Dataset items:
━━━━━━━━━━

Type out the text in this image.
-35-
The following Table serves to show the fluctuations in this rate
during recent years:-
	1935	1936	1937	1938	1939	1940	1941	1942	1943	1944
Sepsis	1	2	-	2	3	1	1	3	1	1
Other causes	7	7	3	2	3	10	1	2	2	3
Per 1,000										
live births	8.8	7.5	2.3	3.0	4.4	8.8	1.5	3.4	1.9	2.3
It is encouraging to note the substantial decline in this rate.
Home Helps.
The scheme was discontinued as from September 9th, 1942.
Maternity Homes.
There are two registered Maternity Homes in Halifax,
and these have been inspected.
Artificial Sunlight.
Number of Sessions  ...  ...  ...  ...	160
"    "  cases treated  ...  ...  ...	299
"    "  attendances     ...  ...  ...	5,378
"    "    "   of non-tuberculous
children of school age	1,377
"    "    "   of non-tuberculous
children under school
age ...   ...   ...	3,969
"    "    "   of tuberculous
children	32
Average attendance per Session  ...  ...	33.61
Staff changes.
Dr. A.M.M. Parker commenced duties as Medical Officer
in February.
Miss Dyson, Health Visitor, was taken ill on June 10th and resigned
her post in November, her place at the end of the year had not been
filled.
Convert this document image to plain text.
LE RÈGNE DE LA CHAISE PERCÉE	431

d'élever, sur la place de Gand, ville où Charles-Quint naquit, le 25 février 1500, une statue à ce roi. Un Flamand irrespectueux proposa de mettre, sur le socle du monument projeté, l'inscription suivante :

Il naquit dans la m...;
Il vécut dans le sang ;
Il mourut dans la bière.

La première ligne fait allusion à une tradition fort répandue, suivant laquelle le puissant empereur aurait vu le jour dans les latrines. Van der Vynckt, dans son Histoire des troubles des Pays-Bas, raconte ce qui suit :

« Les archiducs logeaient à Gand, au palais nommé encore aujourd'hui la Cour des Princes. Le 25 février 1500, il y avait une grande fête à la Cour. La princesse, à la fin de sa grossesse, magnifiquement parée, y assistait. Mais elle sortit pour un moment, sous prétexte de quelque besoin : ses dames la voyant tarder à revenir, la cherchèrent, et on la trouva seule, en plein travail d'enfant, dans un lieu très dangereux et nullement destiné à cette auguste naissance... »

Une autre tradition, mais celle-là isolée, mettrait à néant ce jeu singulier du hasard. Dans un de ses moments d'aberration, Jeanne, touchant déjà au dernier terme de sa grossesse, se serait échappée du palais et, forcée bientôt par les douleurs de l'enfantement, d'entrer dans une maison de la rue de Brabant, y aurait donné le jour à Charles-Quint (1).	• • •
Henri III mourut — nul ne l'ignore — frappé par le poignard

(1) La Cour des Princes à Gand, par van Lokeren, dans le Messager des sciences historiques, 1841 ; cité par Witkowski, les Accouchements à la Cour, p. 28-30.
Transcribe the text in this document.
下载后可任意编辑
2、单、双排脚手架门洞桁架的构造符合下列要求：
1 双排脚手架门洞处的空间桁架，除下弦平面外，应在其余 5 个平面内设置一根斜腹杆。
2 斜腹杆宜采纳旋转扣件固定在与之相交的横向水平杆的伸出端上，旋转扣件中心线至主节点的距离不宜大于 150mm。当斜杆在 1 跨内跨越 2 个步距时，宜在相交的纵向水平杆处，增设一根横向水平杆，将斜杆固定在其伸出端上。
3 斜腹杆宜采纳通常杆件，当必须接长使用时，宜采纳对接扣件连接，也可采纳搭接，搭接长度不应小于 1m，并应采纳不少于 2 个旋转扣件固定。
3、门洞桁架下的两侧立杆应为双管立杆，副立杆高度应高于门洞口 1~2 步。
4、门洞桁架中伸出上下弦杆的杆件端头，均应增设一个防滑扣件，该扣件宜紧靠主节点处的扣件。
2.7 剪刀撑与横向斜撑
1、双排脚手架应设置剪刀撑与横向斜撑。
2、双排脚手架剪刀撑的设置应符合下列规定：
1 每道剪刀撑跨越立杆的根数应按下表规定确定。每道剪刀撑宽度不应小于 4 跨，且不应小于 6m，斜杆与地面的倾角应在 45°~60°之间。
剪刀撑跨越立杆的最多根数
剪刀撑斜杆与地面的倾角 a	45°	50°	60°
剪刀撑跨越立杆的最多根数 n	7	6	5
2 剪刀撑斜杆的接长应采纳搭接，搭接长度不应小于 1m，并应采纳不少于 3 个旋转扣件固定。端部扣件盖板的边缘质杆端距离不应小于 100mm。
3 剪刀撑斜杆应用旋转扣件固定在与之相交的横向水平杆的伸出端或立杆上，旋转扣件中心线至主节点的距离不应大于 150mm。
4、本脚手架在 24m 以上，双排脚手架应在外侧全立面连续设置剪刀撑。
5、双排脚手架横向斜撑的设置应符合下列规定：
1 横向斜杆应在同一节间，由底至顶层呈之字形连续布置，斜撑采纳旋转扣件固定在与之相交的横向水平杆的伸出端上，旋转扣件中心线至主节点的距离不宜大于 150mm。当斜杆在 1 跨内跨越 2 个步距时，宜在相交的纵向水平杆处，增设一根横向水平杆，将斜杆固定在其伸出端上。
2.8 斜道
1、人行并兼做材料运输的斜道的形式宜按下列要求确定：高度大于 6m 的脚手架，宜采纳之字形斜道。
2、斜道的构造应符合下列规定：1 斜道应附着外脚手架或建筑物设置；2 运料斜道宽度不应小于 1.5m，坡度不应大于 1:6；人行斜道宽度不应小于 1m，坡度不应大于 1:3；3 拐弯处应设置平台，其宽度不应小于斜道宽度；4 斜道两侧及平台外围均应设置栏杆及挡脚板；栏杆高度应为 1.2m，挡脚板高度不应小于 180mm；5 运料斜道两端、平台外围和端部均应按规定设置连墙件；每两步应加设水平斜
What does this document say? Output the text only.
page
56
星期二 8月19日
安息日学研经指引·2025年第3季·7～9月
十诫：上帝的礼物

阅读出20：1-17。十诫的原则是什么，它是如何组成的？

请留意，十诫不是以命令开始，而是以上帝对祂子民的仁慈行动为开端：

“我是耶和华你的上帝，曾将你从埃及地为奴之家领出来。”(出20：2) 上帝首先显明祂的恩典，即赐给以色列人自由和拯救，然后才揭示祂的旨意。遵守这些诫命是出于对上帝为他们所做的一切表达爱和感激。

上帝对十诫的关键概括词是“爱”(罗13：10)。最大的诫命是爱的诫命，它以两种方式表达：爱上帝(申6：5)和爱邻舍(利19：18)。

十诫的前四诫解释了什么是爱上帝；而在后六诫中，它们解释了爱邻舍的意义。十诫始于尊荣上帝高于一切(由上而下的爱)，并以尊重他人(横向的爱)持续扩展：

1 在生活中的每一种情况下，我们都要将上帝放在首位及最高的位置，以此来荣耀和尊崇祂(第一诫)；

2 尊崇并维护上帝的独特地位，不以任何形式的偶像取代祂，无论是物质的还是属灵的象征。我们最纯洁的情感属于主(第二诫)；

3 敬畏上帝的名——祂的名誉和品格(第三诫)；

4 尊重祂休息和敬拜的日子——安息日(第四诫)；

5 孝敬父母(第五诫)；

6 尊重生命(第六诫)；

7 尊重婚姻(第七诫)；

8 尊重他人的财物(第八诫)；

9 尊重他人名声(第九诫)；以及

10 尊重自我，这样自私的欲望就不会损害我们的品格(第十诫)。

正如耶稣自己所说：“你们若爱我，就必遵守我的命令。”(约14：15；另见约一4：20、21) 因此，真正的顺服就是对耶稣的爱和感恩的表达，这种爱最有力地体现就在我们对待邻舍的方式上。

━━━━━━━━━━

#### YOUR INSTRUCTIONS
Go through the listing above and report how many of its lines contain the word "palais", with only the number as output.

#### RESULT FOR THIS TASK
2